REQUIRED ACTION
Scan the material for the word "édition" and return every matching line.

————————

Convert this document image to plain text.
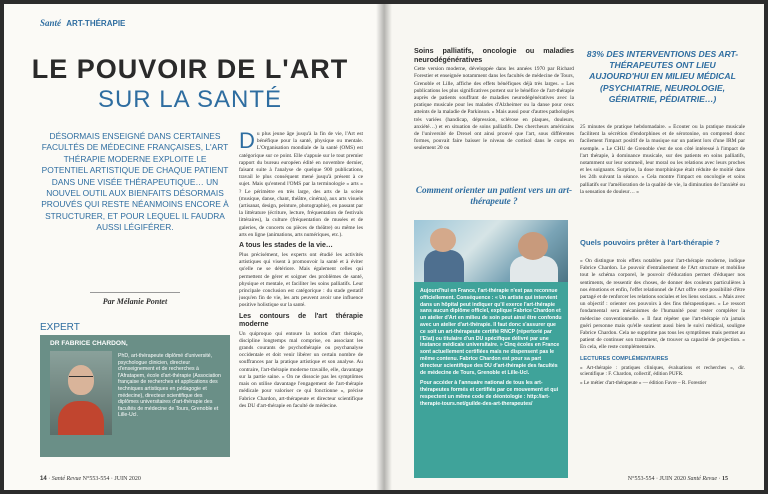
Santé ART-THÉRAPIE
LE POUVOIR DE L'ART
SUR LA SANTÉ
DÉSORMAIS ENSEIGNÉ DANS CERTAINES FACULTÉS DE MÉDECINE FRANÇAISES, L'ART THÉRAPIE MODERNE EXPLOITE LE POTENTIEL ARTISTIQUE DE CHAQUE PATIENT DANS UNE VISÉE THÉRAPEUTIQUE… UN NOUVEL OUTIL AUX BIENFAITS DÉSORMAIS PROUVÉS QUI RESTE NÉANMOINS ENCORE À STRUCTURER, ET POUR LEQUEL IL FAUDRA AUSSI LÉGIFÉRER.
Par Mélanie Pontet

Du plus jeune âge jusqu'à la fin de vie, l'Art est bénéfique pour la santé, physique ou mentale. L'Organisation mondiale de la santé (OMS) est catégorique sur ce point. Elle s'appuie sur le tout premier rapport du bureau européen édité en novembre dernier, faisant suite à l'analyse de quelque 900 publications, travail le plus conséquent mené jusqu'à présent à ce sujet. Mais qu'entend l'OMS par la terminologie « arts » ? Le périmètre en très large, des arts de la scène (musique, danse, chant, théâtre, cinéma), aux arts visuels (artisanat, design, peinture, photographie), en passant par la littérature (écriture, lecture, fréquentation de festivals littéraires), la culture (fréquentation de musées et de galeries, de concerts ou pièces de théâtre) ou même les arts en ligne (animations, arts numériques, etc.).

A tous les stades de la vie…

Plus précisément, les experts ont étudié les activités artistiques qui visent à promouvoir la santé et à éviter qu'elle ne se détériore. Mais également celles qui permettent de gérer et soigner des problèmes de santé, physique et mentale, et faciliter les soins palliatifs. Leur principale conclusion est catégorique : du stade gestatif jusqu'en fin de vie, les arts peuvent avoir une influence positive holistique sur la santé.

Les contours de l'art thérapie moderne

Un quiproquo qui entoure la notion d'art thérapie, discipline longtemps mal comprise, en associant les grands courants de psychothérapie ou psychanalyse occidentale et doit venir libérer un certain nombre de souffrances par la pratique artistique et son analyse. Au contraire, l'art-thérapie moderne travaille, elle, davantage sur la partie saine. « On ne dissocie pas les symptômes mais on utilise davantage l'engagement de l'art-thérapie médicale pour valoriser ce qui fonctionne », précise Fabrice Chardon, art-thérapeute et directeur scientifique des DU d'art-thérapie en faculté de médecine.

EXPERT
DR FABRICE CHARDON,
PhD, art-thérapeute diplômé d'université, psychologue clinicien, directeur d'enseignement et de recherches à l'Afratapem, école d'art-thérapie (Association française de recherches et applications des techniques artistiques en pédagogie et médecine), directeur scientifique des diplômes universitaires d'art-thérapie des facultés de médecine de Tours, Grenoble et Lille-Ucl.
14 · Santé Revue N°553-554 · JUIN 2020
Soins palliatifs, oncologie ou maladies neurodégénératives

Cette version moderne, développée dans les années 1970 par Richard Forestier et enseignée notamment dans les facultés de médecine de Tours, Grenoble et Lille, affiche des effets bénéfiques déjà très larges. « Les publications les plus significatives portent sur le bénéfice de l'art-thérapie auprès de patients souffrant de maladies neurodégénératives avec la pratique musicale pour les malades d'Alzheimer ou la danse pour ceux atteints de la maladie de Parkinson. » Mais aussi pour d'autres pathologies très variées (handicap, dépression, sclérose en plaques, douleurs, anxiété…) et en situation de soins palliatifs. Des chercheurs américains de l'université de Drexel ont ainsi prouvé que l'art, sous différentes formes, pouvait faire baisser le niveau de cortisol dans le corps en seulement 20 ou

83% DES INTERVENTIONS DES ART-THÉRAPEUTES ONT LIEU AUJOURD'HUI EN MILIEU MÉDICAL (PSYCHIATRIE, NEUROLOGIE, GÉRIATRIE, PÉDIATRIE…)

25 minutes de pratique hebdomadaire. « Écouter ou la pratique musicale facilitent la sécrétion d'endorphines et de sérotonine, on comprend donc facilement l'impact positif de la musique sur un patient lors d'une IRM par exemple. » Le CHU de Grenoble s'est de son côté intéressé à l'impact de l'art thérapie, à dominance musicale, sur des patients en soins palliatifs, notamment sur leur sommeil, leur moral ou les relations avec leurs proches et les soignants. Surprise, la dose morphinique était réduite de moitié dans les 24h suivant la séance. « Cela montre l'impact en oncologie et soins palliatifs sur l'amélioration de la qualité de vie, la diminution de l'anxiété ou la sensation de douleur… »

Comment orienter un patient vers un art-thérapeute ?

Aujourd'hui en France, l'art-thérapie n'est pas reconnue officiellement. Conséquence : « Un artiste qui intervient dans un hôpital peut indiquer qu'il exerce l'art-thérapie sans aucun diplôme officiel, explique Fabrice Chardon et un atelier d'Art en milieu de soin peut ainsi être confondu avec un atelier d'art-thérapie. Il faut donc s'assurer que ce soit un art-thérapeute certifié RNCP (répertorié par l'Etat) ou titulaire d'un DU spécifique délivré par une instance médicale universitaire. » Cinq écoles en France sont actuellement certifiées mais ne dispensent pas le même contenu. Fabrice Chardon est pour sa part directeur scientifique des DU d'art-thérapie des facultés de médecine de Tours, Grenoble et Lille-Ucl.

Pour accéder à l'annuaire national de tous les art-thérapeutes formés et certifiés par ce mouvement et qui respectent un même code de déontologie : http://art-therapie-tours.net/guilde-des-art-therapeutes/

Quels pouvoirs prêter à l'art-thérapie ?

« On distingue trois effets notables pour l'art-thérapie moderne, indique Fabrice Chardon. Le pouvoir d'entraînement de l'Art structure et mobilise tout le schéma corporel, le pouvoir d'éducation permet d'éduquer nos sentiments, de ressentir des choses, de donner des couleurs particulières à nos émotions et enfin, l'effet relationnel de l'Art offre cette possibilité d'être partagé et de renforcer les relations sociales et les liens sociaux. » Mais avec un objectif : orienter ces pouvoirs à des fins thérapeutiques. « Le ressort fondamental sera mécanismes de l'humanité pour rester compléter la médecine conventionnelle. « Il faut répéter que l'art-thérapie n'a jamais guéri personne mais qu'elle soutient aussi bien le suivi médical, souligne Fabrice Chardon. Cela ne supprime pas tous les symptômes mais permet au patient de continuer son traitement, de trouver sa capacité de projection. » En cela, elle reste complémentaire.

LECTURES COMPLÉMENTAIRES

« Art-thérapie : pratiques cliniques, évaluations et recherches », dir. scientifique : F. Chardon, collectif, édition PUFR.

« Le métier d'art-thérapeute » — édition Favre – R. Forestier

N°553-554 · JUIN 2020 Santé Revue · 15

————————

WORKED SOLUTION
« Art-thérapie : pratiques cliniques, évaluations et recherches », dir. scientifique : F. Chardon, collectif, édition PUFR.
« Le métier d'art-thérapeute » — édition Favre – R. Forestier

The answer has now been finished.